## Instructions for the task
Reproduce the data that follows in its entirety, character for character.

◆ ◆ ◆ ◆ ◆ ◆ ◆

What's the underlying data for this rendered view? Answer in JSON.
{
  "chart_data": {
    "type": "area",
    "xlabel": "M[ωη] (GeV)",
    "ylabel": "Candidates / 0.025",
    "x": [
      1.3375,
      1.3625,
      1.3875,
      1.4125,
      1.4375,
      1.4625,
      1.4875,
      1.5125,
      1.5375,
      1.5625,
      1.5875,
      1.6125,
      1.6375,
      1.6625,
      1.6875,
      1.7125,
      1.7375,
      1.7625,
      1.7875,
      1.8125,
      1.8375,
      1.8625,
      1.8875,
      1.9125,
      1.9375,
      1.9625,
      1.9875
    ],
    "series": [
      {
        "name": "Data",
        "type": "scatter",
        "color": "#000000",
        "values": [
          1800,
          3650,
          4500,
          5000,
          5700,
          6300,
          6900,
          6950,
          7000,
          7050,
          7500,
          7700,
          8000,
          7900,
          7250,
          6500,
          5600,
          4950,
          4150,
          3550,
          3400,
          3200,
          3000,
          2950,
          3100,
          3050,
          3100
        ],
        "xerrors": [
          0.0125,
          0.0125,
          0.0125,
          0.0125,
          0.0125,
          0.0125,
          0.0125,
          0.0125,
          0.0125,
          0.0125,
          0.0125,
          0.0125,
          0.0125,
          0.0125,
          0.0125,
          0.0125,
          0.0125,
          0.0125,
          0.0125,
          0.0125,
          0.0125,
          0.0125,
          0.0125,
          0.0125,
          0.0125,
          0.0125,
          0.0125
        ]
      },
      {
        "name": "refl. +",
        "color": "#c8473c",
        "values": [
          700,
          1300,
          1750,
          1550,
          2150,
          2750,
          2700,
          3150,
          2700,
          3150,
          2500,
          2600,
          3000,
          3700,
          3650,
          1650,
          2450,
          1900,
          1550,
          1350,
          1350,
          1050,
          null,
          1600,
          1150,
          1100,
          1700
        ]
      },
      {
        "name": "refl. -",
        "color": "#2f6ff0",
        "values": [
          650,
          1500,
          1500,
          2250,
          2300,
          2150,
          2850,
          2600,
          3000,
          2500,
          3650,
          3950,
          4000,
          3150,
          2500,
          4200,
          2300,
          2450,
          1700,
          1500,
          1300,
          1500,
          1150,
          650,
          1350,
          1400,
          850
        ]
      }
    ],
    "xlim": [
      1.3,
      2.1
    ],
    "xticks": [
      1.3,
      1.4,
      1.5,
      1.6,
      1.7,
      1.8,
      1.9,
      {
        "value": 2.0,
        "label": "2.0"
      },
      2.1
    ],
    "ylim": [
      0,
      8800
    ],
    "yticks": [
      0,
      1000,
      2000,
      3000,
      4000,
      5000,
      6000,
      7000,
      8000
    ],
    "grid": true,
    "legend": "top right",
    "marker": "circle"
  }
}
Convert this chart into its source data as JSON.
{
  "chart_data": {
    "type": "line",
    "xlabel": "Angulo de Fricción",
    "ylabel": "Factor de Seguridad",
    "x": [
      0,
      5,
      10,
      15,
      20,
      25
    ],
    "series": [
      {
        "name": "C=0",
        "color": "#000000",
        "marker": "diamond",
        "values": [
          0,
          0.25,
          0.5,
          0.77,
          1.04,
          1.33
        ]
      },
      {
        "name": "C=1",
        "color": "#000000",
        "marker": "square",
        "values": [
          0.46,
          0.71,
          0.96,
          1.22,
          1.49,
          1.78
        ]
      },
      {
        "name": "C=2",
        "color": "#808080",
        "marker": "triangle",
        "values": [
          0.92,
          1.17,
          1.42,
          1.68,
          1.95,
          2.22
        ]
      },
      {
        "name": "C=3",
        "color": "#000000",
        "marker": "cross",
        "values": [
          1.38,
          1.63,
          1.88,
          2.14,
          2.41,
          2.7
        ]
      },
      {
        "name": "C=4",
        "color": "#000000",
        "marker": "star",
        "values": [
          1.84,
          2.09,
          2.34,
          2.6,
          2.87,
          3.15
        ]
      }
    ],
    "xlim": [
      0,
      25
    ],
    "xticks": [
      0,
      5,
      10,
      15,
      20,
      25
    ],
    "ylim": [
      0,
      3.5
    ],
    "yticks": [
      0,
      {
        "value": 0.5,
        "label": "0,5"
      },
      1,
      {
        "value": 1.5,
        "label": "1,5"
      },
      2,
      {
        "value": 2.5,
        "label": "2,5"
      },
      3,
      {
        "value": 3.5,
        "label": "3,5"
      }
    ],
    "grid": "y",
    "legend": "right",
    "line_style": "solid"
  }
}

◆ ◆ ◆ ◆ ◆ ◆ ◆

## Answer for the task
What's the underlying data for this rendered view? Answer in JSON.
{
  "chart_data": {
    "type": "area",
    "xlabel": "M[ωη] (GeV)",
    "ylabel": "Candidates / 0.025",
    "x": [
      1.3375,
      1.3625,
      1.3875,
      1.4125,
      1.4375,
      1.4625,
      1.4875,
      1.5125,
      1.5375,
      1.5625,
      1.5875,
      1.6125,
      1.6375,
      1.6625,
      1.6875,
      1.7125,
      1.7375,
      1.7625,
      1.7875,
      1.8125,
      1.8375,
      1.8625,
      1.8875,
      1.9125,
      1.9375,
      1.9625,
      1.9875
    ],
    "series": [
      {
        "name": "Data",
        "type": "scatter",
        "color": "#000000",
        "values": [
          1800,
          3650,
          4500,
          5000,
          5700,
          6300,
          6900,
          6950,
          7000,
          7050,
          7500,
          7700,
          8000,
          7900,
          7250,
          6500,
          5600,
          4950,
          4150,
          3550,
          3400,
          3200,
          3000,
          2950,
          3100,
          3050,
          3100
        ],
        "xerrors": [
          0.0125,
          0.0125,
          0.0125,
          0.0125,
          0.0125,
          0.0125,
          0.0125,
          0.0125,
          0.0125,
          0.0125,
          0.0125,
          0.0125,
          0.0125,
          0.0125,
          0.0125,
          0.0125,
          0.0125,
          0.0125,
          0.0125,
          0.0125,
          0.0125,
          0.0125,
          0.0125,
          0.0125,
          0.0125,
          0.0125,
          0.0125
        ]
      },
      {
        "name": "refl. +",
        "color": "#c8473c",
        "values": [
          700,
          1300,
          1750,
          1550,
          2150,
          2750,
          2700,
          3150,
          2700,
          3150,
          2500,
          2600,
          3000,
          3700,
          3650,
          1650,
          2450,
          1900,
          1550,
          1350,
          1350,
          1050,
          null,
          1600,
          1150,
          1100,
          1700
        ]
      },
      {
        "name": "refl. -",
        "color": "#2f6ff0",
        "values": [
          650,
          1500,
          1500,
          2250,
          2300,
          2150,
          2850,
          2600,
          3000,
          2500,
          3650,
          3950,
          4000,
          3150,
          2500,
          4200,
          2300,
          2450,
          1700,
          1500,
          1300,
          1500,
          1150,
          650,
          1350,
          1400,
          850
        ]
      }
    ],
    "xlim": [
      1.3,
      2.1
    ],
    "xticks": [
      1.3,
      1.4,
      1.5,
      1.6,
      1.7,
      1.8,
      1.9,
      {
        "value": 2.0,
        "label": "2.0"
      },
      2.1
    ],
    "ylim": [
      0,
      8800
    ],
    "yticks": [
      0,
      1000,
      2000,
      3000,
      4000,
      5000,
      6000,
      7000,
      8000
    ],
    "grid": true,
    "legend": "top right",
    "marker": "circle"
  }
}
Convert this chart into its source data as JSON.
{
  "chart_data": {
    "type": "line",
    "xlabel": "Angulo de Fricción",
    "ylabel": "Factor de Seguridad",
    "x": [
      0,
      5,
      10,
      15,
      20,
      25
    ],
    "series": [
      {
        "name": "C=0",
        "color": "#000000",
        "marker": "diamond",
        "values": [
          0,
          0.25,
          0.5,
          0.77,
          1.04,
          1.33
        ]
      },
      {
        "name": "C=1",
        "color": "#000000",
        "marker": "square",
        "values": [
          0.46,
          0.71,
          0.96,
          1.22,
          1.49,
          1.78
        ]
      },
      {
        "name": "C=2",
        "color": "#808080",
        "marker": "triangle",
        "values": [
          0.92,
          1.17,
          1.42,
          1.68,
          1.95,
          2.22
        ]
      },
      {
        "name": "C=3",
        "color": "#000000",
        "marker": "cross",
        "values": [
          1.38,
          1.63,
          1.88,
          2.14,
          2.41,
          2.7
        ]
      },
      {
        "name": "C=4",
        "color": "#000000",
        "marker": "star",
        "values": [
          1.84,
          2.09,
          2.34,
          2.6,
          2.87,
          3.15
        ]
      }
    ],
    "xlim": [
      0,
      25
    ],
    "xticks": [
      0,
      5,
      10,
      15,
      20,
      25
    ],
    "ylim": [
      0,
      3.5
    ],
    "yticks": [
      0,
      {
        "value": 0.5,
        "label": "0,5"
      },
      1,
      {
        "value": 1.5,
        "label": "1,5"
      },
      2,
      {
        "value": 2.5,
        "label": "2,5"
      },
      3,
      {
        "value": 3.5,
        "label": "3,5"
      }
    ],
    "grid": "y",
    "legend": "right",
    "line_style": "solid"
  }
}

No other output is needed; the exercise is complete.